-- start The data --

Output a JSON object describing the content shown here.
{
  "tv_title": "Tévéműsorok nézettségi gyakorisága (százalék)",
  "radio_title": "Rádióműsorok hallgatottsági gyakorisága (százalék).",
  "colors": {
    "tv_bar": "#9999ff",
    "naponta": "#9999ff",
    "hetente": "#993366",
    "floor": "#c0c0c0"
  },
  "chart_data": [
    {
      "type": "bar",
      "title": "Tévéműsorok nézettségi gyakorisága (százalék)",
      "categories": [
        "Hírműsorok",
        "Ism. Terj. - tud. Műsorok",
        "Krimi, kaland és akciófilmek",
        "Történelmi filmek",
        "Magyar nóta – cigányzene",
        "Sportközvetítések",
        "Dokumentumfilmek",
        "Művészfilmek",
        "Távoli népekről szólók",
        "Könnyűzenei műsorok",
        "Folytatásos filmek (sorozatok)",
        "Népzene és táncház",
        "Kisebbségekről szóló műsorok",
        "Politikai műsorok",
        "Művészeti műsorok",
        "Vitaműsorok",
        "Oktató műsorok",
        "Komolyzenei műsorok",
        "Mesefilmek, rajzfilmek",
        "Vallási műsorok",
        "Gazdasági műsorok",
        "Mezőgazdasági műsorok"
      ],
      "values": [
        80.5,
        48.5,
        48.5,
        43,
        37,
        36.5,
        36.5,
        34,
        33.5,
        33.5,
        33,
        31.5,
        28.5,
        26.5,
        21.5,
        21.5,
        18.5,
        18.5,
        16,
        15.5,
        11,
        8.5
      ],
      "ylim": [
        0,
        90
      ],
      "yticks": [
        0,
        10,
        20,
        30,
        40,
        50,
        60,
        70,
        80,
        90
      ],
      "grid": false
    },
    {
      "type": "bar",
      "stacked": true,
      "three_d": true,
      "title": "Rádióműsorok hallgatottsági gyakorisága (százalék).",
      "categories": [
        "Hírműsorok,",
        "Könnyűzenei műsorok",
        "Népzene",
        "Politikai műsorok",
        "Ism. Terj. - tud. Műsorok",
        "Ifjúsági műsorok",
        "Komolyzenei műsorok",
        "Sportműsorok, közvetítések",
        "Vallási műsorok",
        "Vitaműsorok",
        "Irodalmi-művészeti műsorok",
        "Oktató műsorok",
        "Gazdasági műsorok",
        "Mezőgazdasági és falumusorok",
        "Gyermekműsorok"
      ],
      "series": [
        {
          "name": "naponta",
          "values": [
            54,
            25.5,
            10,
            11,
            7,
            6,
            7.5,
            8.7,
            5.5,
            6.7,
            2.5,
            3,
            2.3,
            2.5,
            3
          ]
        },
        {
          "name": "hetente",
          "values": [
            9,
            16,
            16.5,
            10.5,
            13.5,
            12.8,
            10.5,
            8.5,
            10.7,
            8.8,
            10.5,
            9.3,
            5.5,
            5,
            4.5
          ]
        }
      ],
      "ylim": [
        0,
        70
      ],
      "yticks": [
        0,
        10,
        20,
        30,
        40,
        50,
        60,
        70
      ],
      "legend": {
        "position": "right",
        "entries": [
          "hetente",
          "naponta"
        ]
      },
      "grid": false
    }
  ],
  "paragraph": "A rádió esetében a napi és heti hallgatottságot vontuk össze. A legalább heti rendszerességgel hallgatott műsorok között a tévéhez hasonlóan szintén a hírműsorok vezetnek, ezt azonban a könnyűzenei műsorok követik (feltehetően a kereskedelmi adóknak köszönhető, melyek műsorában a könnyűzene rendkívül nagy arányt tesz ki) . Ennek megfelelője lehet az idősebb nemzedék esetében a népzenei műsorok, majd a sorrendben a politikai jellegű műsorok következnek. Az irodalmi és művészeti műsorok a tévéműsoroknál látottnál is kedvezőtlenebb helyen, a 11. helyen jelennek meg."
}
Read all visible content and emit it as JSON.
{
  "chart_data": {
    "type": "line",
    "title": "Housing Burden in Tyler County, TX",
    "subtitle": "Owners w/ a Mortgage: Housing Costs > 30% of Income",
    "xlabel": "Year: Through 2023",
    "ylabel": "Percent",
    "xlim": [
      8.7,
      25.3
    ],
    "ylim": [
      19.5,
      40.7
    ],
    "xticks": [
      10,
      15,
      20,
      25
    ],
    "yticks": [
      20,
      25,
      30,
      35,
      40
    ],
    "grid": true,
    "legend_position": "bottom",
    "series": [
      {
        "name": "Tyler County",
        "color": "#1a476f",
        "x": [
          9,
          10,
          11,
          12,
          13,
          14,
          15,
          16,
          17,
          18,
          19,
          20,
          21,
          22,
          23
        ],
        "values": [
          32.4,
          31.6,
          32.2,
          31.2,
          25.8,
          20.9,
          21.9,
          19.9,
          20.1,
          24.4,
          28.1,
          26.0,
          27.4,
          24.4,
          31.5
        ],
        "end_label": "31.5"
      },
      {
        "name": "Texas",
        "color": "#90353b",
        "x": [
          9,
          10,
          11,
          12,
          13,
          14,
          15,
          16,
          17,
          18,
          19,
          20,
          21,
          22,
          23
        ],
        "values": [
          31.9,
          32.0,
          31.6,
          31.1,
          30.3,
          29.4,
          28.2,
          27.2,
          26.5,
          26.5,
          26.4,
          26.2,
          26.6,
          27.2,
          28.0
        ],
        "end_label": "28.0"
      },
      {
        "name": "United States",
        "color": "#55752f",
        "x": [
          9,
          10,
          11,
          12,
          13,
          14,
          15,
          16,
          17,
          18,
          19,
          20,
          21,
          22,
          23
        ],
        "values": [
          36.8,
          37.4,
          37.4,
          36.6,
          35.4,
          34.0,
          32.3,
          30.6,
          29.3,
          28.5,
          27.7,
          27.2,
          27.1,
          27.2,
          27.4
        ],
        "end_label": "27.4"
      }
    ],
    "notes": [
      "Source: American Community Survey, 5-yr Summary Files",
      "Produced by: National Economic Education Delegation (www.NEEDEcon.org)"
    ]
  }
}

-- end The data --

# [Problem details]
Write out all the data again, exactly as it appears.

# [Solution]
Output a JSON object describing the content shown here.
{
  "tv_title": "Tévéműsorok nézettségi gyakorisága (százalék)",
  "radio_title": "Rádióműsorok hallgatottsági gyakorisága (százalék).",
  "colors": {
    "tv_bar": "#9999ff",
    "naponta": "#9999ff",
    "hetente": "#993366",
    "floor": "#c0c0c0"
  },
  "chart_data": [
    {
      "type": "bar",
      "title": "Tévéműsorok nézettségi gyakorisága (százalék)",
      "categories": [
        "Hírműsorok",
        "Ism. Terj. - tud. Műsorok",
        "Krimi, kaland és akciófilmek",
        "Történelmi filmek",
        "Magyar nóta – cigányzene",
        "Sportközvetítések",
        "Dokumentumfilmek",
        "Művészfilmek",
        "Távoli népekről szólók",
        "Könnyűzenei műsorok",
        "Folytatásos filmek (sorozatok)",
        "Népzene és táncház",
        "Kisebbségekről szóló műsorok",
        "Politikai műsorok",
        "Művészeti műsorok",
        "Vitaműsorok",
        "Oktató műsorok",
        "Komolyzenei műsorok",
        "Mesefilmek, rajzfilmek",
        "Vallási műsorok",
        "Gazdasági műsorok",
        "Mezőgazdasági műsorok"
      ],
      "values": [
        80.5,
        48.5,
        48.5,
        43,
        37,
        36.5,
        36.5,
        34,
        33.5,
        33.5,
        33,
        31.5,
        28.5,
        26.5,
        21.5,
        21.5,
        18.5,
        18.5,
        16,
        15.5,
        11,
        8.5
      ],
      "ylim": [
        0,
        90
      ],
      "yticks": [
        0,
        10,
        20,
        30,
        40,
        50,
        60,
        70,
        80,
        90
      ],
      "grid": false
    },
    {
      "type": "bar",
      "stacked": true,
      "three_d": true,
      "title": "Rádióműsorok hallgatottsági gyakorisága (százalék).",
      "categories": [
        "Hírműsorok,",
        "Könnyűzenei műsorok",
        "Népzene",
        "Politikai műsorok",
        "Ism. Terj. - tud. Műsorok",
        "Ifjúsági műsorok",
        "Komolyzenei műsorok",
        "Sportműsorok, közvetítések",
        "Vallási műsorok",
        "Vitaműsorok",
        "Irodalmi-művészeti műsorok",
        "Oktató műsorok",
        "Gazdasági műsorok",
        "Mezőgazdasági és falumusorok",
        "Gyermekműsorok"
      ],
      "series": [
        {
          "name": "naponta",
          "values": [
            54,
            25.5,
            10,
            11,
            7,
            6,
            7.5,
            8.7,
            5.5,
            6.7,
            2.5,
            3,
            2.3,
            2.5,
            3
          ]
        },
        {
          "name": "hetente",
          "values": [
            9,
            16,
            16.5,
            10.5,
            13.5,
            12.8,
            10.5,
            8.5,
            10.7,
            8.8,
            10.5,
            9.3,
            5.5,
            5,
            4.5
          ]
        }
      ],
      "ylim": [
        0,
        70
      ],
      "yticks": [
        0,
        10,
        20,
        30,
        40,
        50,
        60,
        70
      ],
      "legend": {
        "position": "right",
        "entries": [
          "hetente",
          "naponta"
        ]
      },
      "grid": false
    }
  ],
  "paragraph": "A rádió esetében a napi és heti hallgatottságot vontuk össze. A legalább heti rendszerességgel hallgatott műsorok között a tévéhez hasonlóan szintén a hírműsorok vezetnek, ezt azonban a könnyűzenei műsorok követik (feltehetően a kereskedelmi adóknak köszönhető, melyek műsorában a könnyűzene rendkívül nagy arányt tesz ki) . Ennek megfelelője lehet az idősebb nemzedék esetében a népzenei műsorok, majd a sorrendben a politikai jellegű műsorok következnek. Az irodalmi és művészeti műsorok a tévéműsoroknál látottnál is kedvezőtlenebb helyen, a 11. helyen jelennek meg."
}
Read all visible content and emit it as JSON.
{
  "chart_data": {
    "type": "line",
    "title": "Housing Burden in Tyler County, TX",
    "subtitle": "Owners w/ a Mortgage: Housing Costs > 30% of Income",
    "xlabel": "Year: Through 2023",
    "ylabel": "Percent",
    "xlim": [
      8.7,
      25.3
    ],
    "ylim": [
      19.5,
      40.7
    ],
    "xticks": [
      10,
      15,
      20,
      25
    ],
    "yticks": [
      20,
      25,
      30,
      35,
      40
    ],
    "grid": true,
    "legend_position": "bottom",
    "series": [
      {
        "name": "Tyler County",
        "color": "#1a476f",
        "x": [
          9,
          10,
          11,
          12,
          13,
          14,
          15,
          16,
          17,
          18,
          19,
          20,
          21,
          22,
          23
        ],
        "values": [
          32.4,
          31.6,
          32.2,
          31.2,
          25.8,
          20.9,
          21.9,
          19.9,
          20.1,
          24.4,
          28.1,
          26.0,
          27.4,
          24.4,
          31.5
        ],
        "end_label": "31.5"
      },
      {
        "name": "Texas",
        "color": "#90353b",
        "x": [
          9,
          10,
          11,
          12,
          13,
          14,
          15,
          16,
          17,
          18,
          19,
          20,
          21,
          22,
          23
        ],
        "values": [
          31.9,
          32.0,
          31.6,
          31.1,
          30.3,
          29.4,
          28.2,
          27.2,
          26.5,
          26.5,
          26.4,
          26.2,
          26.6,
          27.2,
          28.0
        ],
        "end_label": "28.0"
      },
      {
        "name": "United States",
        "color": "#55752f",
        "x": [
          9,
          10,
          11,
          12,
          13,
          14,
          15,
          16,
          17,
          18,
          19,
          20,
          21,
          22,
          23
        ],
        "values": [
          36.8,
          37.4,
          37.4,
          36.6,
          35.4,
          34.0,
          32.3,
          30.6,
          29.3,
          28.5,
          27.7,
          27.2,
          27.1,
          27.2,
          27.4
        ],
        "end_label": "27.4"
      }
    ],
    "notes": [
      "Source: American Community Survey, 5-yr Summary Files",
      "Produced by: National Economic Education Delegation (www.NEEDEcon.org)"
    ]
  }
}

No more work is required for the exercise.